STATED TASK:
Records follow. Copy every line with "Сектор".

Records contained in a dataset
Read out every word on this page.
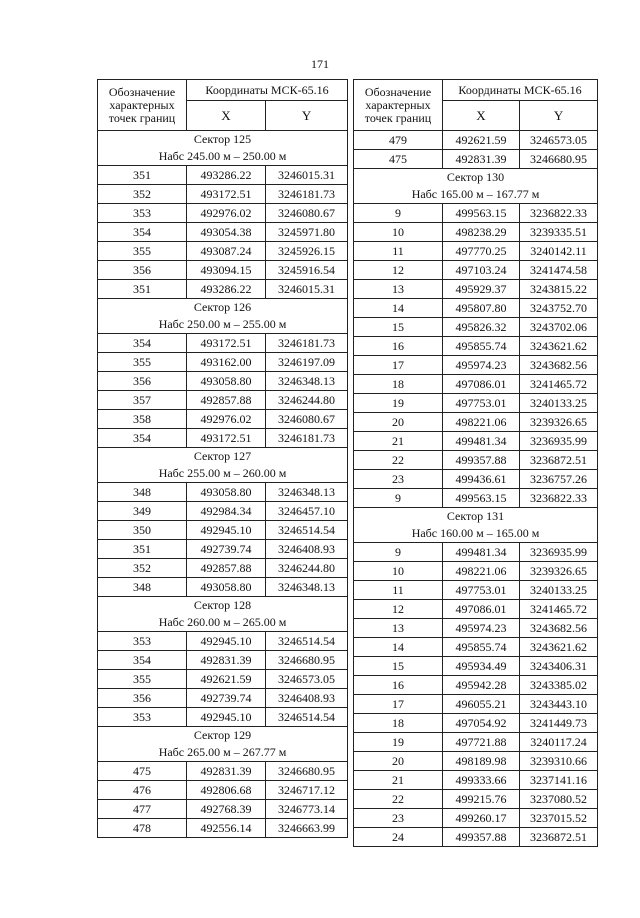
171
Обозначение
характерных
точек границ	Координаты МСК-65.16	
	X	Y
Сектор 125		
Набс 245.00 м – 250.00 м		
351	493286.22	3246015.31
352	493172.51	3246181.73
353	492976.02	3246080.67
354	493054.38	3245971.80
355	493087.24	3245926.15
356	493094.15	3245916.54
351	493286.22	3246015.31
Сектор 126		
Набс 250.00 м – 255.00 м		
354	493172.51	3246181.73
355	493162.00	3246197.09
356	493058.80	3246348.13
357	492857.88	3246244.80
358	492976.02	3246080.67
354	493172.51	3246181.73
Сектор 127		
Набс 255.00 м – 260.00 м		
348	493058.80	3246348.13
349	492984.34	3246457.10
350	492945.10	3246514.54
351	492739.74	3246408.93
352	492857.88	3246244.80
348	493058.80	3246348.13
Сектор 128		
Набс 260.00 м – 265.00 м		
353	492945.10	3246514.54
354	492831.39	3246680.95
355	492621.59	3246573.05
356	492739.74	3246408.93
353	492945.10	3246514.54
Сектор 129		
Набс 265.00 м – 267.77 м		
475	492831.39	3246680.95
476	492806.68	3246717.12
477	492768.39	3246773.14
478	492556.14	3246663.99
Обозначение
характерных
точек границ	Координаты МСК-65.16	
	X	Y
479	492621.59	3246573.05
475	492831.39	3246680.95
Сектор 130		
Набс 165.00 м – 167.77 м		
9	499563.15	3236822.33
10	498238.29	3239335.51
11	497770.25	3240142.11
12	497103.24	3241474.58
13	495929.37	3243815.22
14	495807.80	3243752.70
15	495826.32	3243702.06
16	495855.74	3243621.62
17	495974.23	3243682.56
18	497086.01	3241465.72
19	497753.01	3240133.25
20	498221.06	3239326.65
21	499481.34	3236935.99
22	499357.88	3236872.51
23	499436.61	3236757.26
9	499563.15	3236822.33
Сектор 131		
Набс 160.00 м – 165.00 м		
9	499481.34	3236935.99
10	498221.06	3239326.65
11	497753.01	3240133.25
12	497086.01	3241465.72
13	495974.23	3243682.56
14	495855.74	3243621.62
15	495934.49	3243406.31
16	495942.28	3243385.02
17	496055.21	3243443.10
18	497054.92	3241449.73
19	497721.88	3240117.24
20	498189.98	3239310.66
21	499333.66	3237141.16
22	499215.76	3237080.52
23	499260.17	3237015.52
24	499357.88	3236872.51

EXERCISE SOLUTION:
Сектор 125		
Сектор 126		
Сектор 127		
Сектор 128		
Сектор 129		
Сектор 130		
Сектор 131		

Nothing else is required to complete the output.